Task description » Below are some entries. Copy each line that holds the string "screenshot".

Given information »
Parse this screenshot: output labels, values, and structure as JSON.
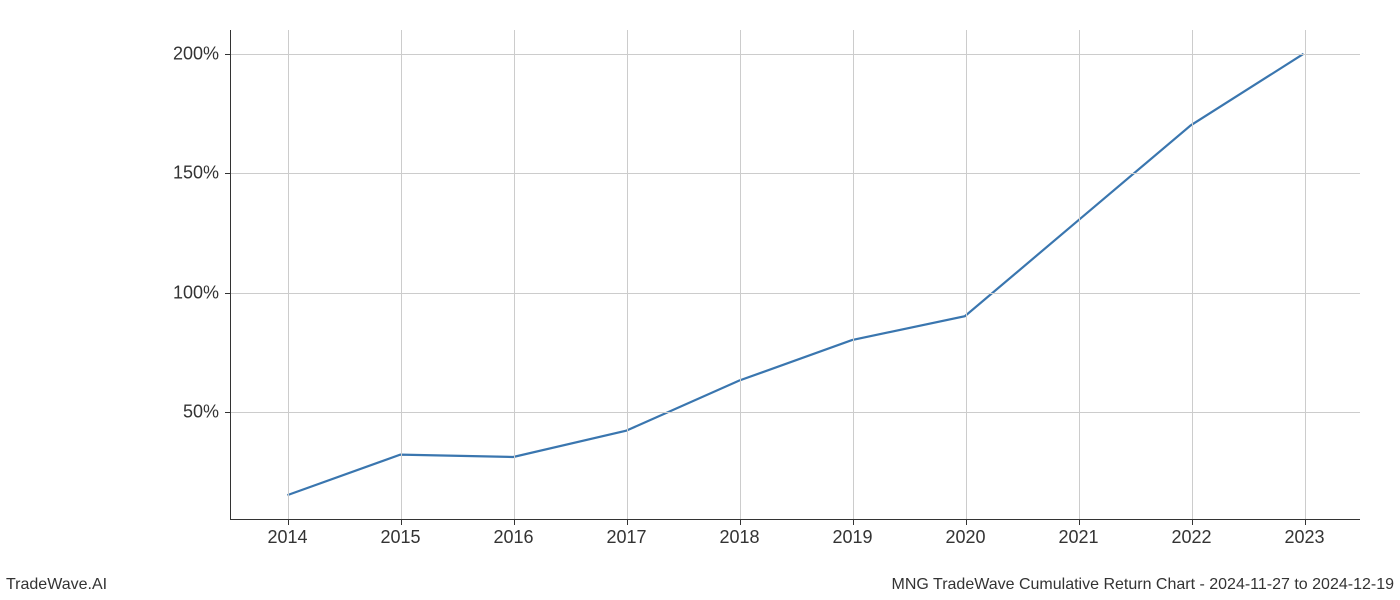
{
  "chart": {
    "type": "line",
    "x_values": [
      2014,
      2015,
      2016,
      2017,
      2018,
      2019,
      2020,
      2021,
      2022,
      2023
    ],
    "y_values": [
      15,
      32,
      31,
      42,
      63,
      80,
      90,
      130,
      170,
      200
    ],
    "line_color": "#3a76af",
    "line_width": 2.2,
    "xlim": [
      2013.5,
      2023.5
    ],
    "ylim": [
      5,
      210
    ],
    "x_ticks": [
      2014,
      2015,
      2016,
      2017,
      2018,
      2019,
      2020,
      2021,
      2022,
      2023
    ],
    "x_tick_labels": [
      "2014",
      "2015",
      "2016",
      "2017",
      "2018",
      "2019",
      "2020",
      "2021",
      "2022",
      "2023"
    ],
    "y_ticks": [
      50,
      100,
      150,
      200
    ],
    "y_tick_labels": [
      "50%",
      "100%",
      "150%",
      "200%"
    ],
    "background_color": "#ffffff",
    "grid_color": "#cccccc",
    "axis_color": "#333333",
    "tick_fontsize": 18,
    "tick_color": "#333333"
  },
  "footer": {
    "left": "TradeWave.AI",
    "right": "MNG TradeWave Cumulative Return Chart - 2024-11-27 to 2024-12-19",
    "fontsize": 16,
    "color": "#333333"
  }
}
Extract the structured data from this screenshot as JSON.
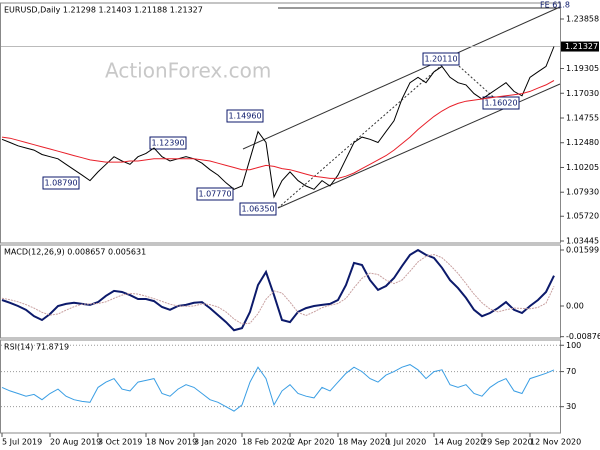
{
  "chart_data": [
    {
      "type": "line",
      "title": "EURUSD,Daily 1.21298 1.21403 1.21188 1.21327",
      "watermark": "ActionForex.com",
      "ylim": [
        1.0326,
        1.2533
      ],
      "yticks": [
        1.23858,
        1.19305,
        {
          "value": 1.1703,
          "label": "1.17030"
        },
        1.14755,
        {
          "value": 1.1248,
          "label": "1.12480"
        },
        1.10205,
        {
          "value": 1.0793,
          "label": "1.07930"
        },
        {
          "value": 1.0572,
          "label": "1.05720"
        },
        1.03445
      ],
      "last_price": 1.21327,
      "annotations": [
        "FE 61.8",
        "1.20110",
        "1.16020",
        "1.14960",
        "1.12390",
        "1.08790",
        "1.07770",
        "1.06350"
      ],
      "grid": false,
      "series": [
        {
          "color": "#000000",
          "values": [
            1.128,
            1.125,
            1.122,
            1.12,
            1.118,
            1.114,
            1.112,
            1.11,
            1.105,
            1.1,
            1.095,
            1.09,
            1.098,
            1.105,
            1.112,
            1.108,
            1.105,
            1.112,
            1.115,
            1.12,
            1.112,
            1.108,
            1.11,
            1.112,
            1.11,
            1.106,
            1.1,
            1.095,
            1.088,
            1.082,
            1.085,
            1.11,
            1.135,
            1.125,
            1.075,
            1.09,
            1.098,
            1.09,
            1.085,
            1.082,
            1.09,
            1.085,
            1.095,
            1.11,
            1.125,
            1.13,
            1.128,
            1.125,
            1.135,
            1.145,
            1.165,
            1.18,
            1.185,
            1.18,
            1.19,
            1.195,
            1.185,
            1.18,
            1.178,
            1.17,
            1.165,
            1.17,
            1.175,
            1.18,
            1.172,
            1.168,
            1.185,
            1.19,
            1.195,
            1.2133
          ]
        },
        {
          "color": "#e8202a",
          "values": [
            1.13,
            1.129,
            1.127,
            1.125,
            1.123,
            1.121,
            1.119,
            1.117,
            1.115,
            1.113,
            1.111,
            1.109,
            1.108,
            1.107,
            1.107,
            1.107,
            1.108,
            1.108,
            1.109,
            1.11,
            1.11,
            1.11,
            1.11,
            1.11,
            1.11,
            1.109,
            1.108,
            1.106,
            1.104,
            1.102,
            1.1,
            1.1,
            1.102,
            1.104,
            1.103,
            1.101,
            1.1,
            1.098,
            1.096,
            1.094,
            1.093,
            1.092,
            1.092,
            1.094,
            1.097,
            1.101,
            1.105,
            1.109,
            1.113,
            1.118,
            1.124,
            1.13,
            1.137,
            1.143,
            1.149,
            1.154,
            1.158,
            1.161,
            1.163,
            1.164,
            1.165,
            1.166,
            1.167,
            1.168,
            1.169,
            1.17,
            1.172,
            1.175,
            1.178,
            1.182
          ]
        }
      ]
    },
    {
      "type": "line",
      "title": "MACD(12,26,9) 0.008657 0.005631",
      "ylim": [
        -0.00914,
        0.01742
      ],
      "yticks": [
        0.015991,
        {
          "value": 0,
          "label": "0.00"
        },
        -0.00876
      ],
      "grid": false,
      "series": [
        {
          "color": "#0c1a6b",
          "values": [
            0.0017,
            0.0009,
            0,
            -0.0011,
            -0.0029,
            -0.004,
            -0.0023,
            0,
            0.0006,
            0.0009,
            0.0006,
            0.0003,
            0.0011,
            0.0029,
            0.0043,
            0.004,
            0.0031,
            0.002,
            0.002,
            0.0014,
            -0.0003,
            -0.0011,
            0,
            0.0003,
            0.0009,
            0.0011,
            -0.0006,
            -0.0026,
            -0.0046,
            -0.0069,
            -0.0063,
            -0.0017,
            0.006,
            0.0097,
            0.0031,
            -0.004,
            -0.0046,
            -0.0017,
            -0.0006,
            0,
            0.0003,
            0.0006,
            0.0017,
            0.006,
            0.0123,
            0.0117,
            0.0074,
            0.0046,
            0.0057,
            0.008,
            0.0114,
            0.0146,
            0.016,
            0.0146,
            0.0137,
            0.0109,
            0.0074,
            0.0051,
            0.0023,
            -0.0011,
            -0.0029,
            -0.002,
            -0.0006,
            0.0011,
            -0.0011,
            -0.002,
            0,
            0.0017,
            0.004,
            0.008657
          ]
        },
        {
          "color": "#c8a0a0",
          "values": [
            0.0022,
            0.0018,
            0.0012,
            0.0004,
            -0.0006,
            -0.0018,
            -0.0026,
            -0.0023,
            -0.0012,
            -0.0002,
            0.0005,
            0.0006,
            0.0007,
            0.0012,
            0.0022,
            0.0031,
            0.0036,
            0.0034,
            0.0028,
            0.0021,
            0.0013,
            0.0005,
            0,
            -0.0001,
            0,
            0.0006,
            0.0004,
            -0.0003,
            -0.0017,
            -0.0037,
            -0.0051,
            -0.0049,
            -0.0022,
            0.0019,
            0.0043,
            0.0037,
            0.0011,
            -0.0018,
            -0.0027,
            -0.0017,
            -0.0005,
            0.0002,
            0.0007,
            0.0022,
            0.0052,
            0.0079,
            0.0094,
            0.009,
            0.0074,
            0.0064,
            0.0074,
            0.0099,
            0.0126,
            0.0142,
            0.0147,
            0.0138,
            0.0117,
            0.0093,
            0.0064,
            0.0034,
            0.0009,
            -0.0009,
            -0.0017,
            -0.0011,
            -0.0006,
            -0.0007,
            -0.0008,
            -0.0004,
            0.0008,
            0.005631
          ]
        }
      ]
    },
    {
      "type": "line",
      "title": "RSI(14) 71.8719",
      "ylim": [
        0,
        106
      ],
      "yticks": [
        100,
        70,
        30
      ],
      "grid": true,
      "categories": [
        "5 Jul 2019",
        null,
        null,
        null,
        null,
        null,
        "20 Aug 2019",
        null,
        null,
        null,
        null,
        null,
        "3 Oct 2019",
        null,
        null,
        null,
        null,
        null,
        "18 Nov 2019",
        null,
        null,
        null,
        null,
        null,
        "3 Jan 2020",
        null,
        null,
        null,
        null,
        null,
        "18 Feb 2020",
        null,
        null,
        null,
        null,
        null,
        "2 Apr 2020",
        null,
        null,
        null,
        null,
        null,
        "18 May 2020",
        null,
        null,
        null,
        null,
        null,
        "1 Jul 2020",
        null,
        null,
        null,
        null,
        null,
        "14 Aug 2020",
        null,
        null,
        null,
        null,
        null,
        "29 Sep 2020",
        null,
        null,
        null,
        null,
        null,
        "12 Nov 2020",
        null,
        null,
        null
      ],
      "series": [
        {
          "color": "#3a9ee4",
          "values": [
            52,
            48,
            45,
            42,
            44,
            38,
            45,
            50,
            42,
            38,
            36,
            35,
            52,
            58,
            62,
            50,
            48,
            58,
            60,
            62,
            45,
            42,
            50,
            55,
            52,
            45,
            38,
            35,
            30,
            25,
            32,
            58,
            75,
            62,
            32,
            48,
            55,
            45,
            42,
            40,
            52,
            48,
            58,
            68,
            75,
            70,
            62,
            58,
            66,
            70,
            75,
            78,
            72,
            62,
            70,
            72,
            55,
            52,
            55,
            45,
            42,
            52,
            58,
            62,
            48,
            45,
            62,
            65,
            68,
            71.8719
          ]
        }
      ]
    }
  ]
}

Result for this task »
Parse this screenshot: output labels, values, and structure as JSON.
Extract the structured data from this screenshot as JSON.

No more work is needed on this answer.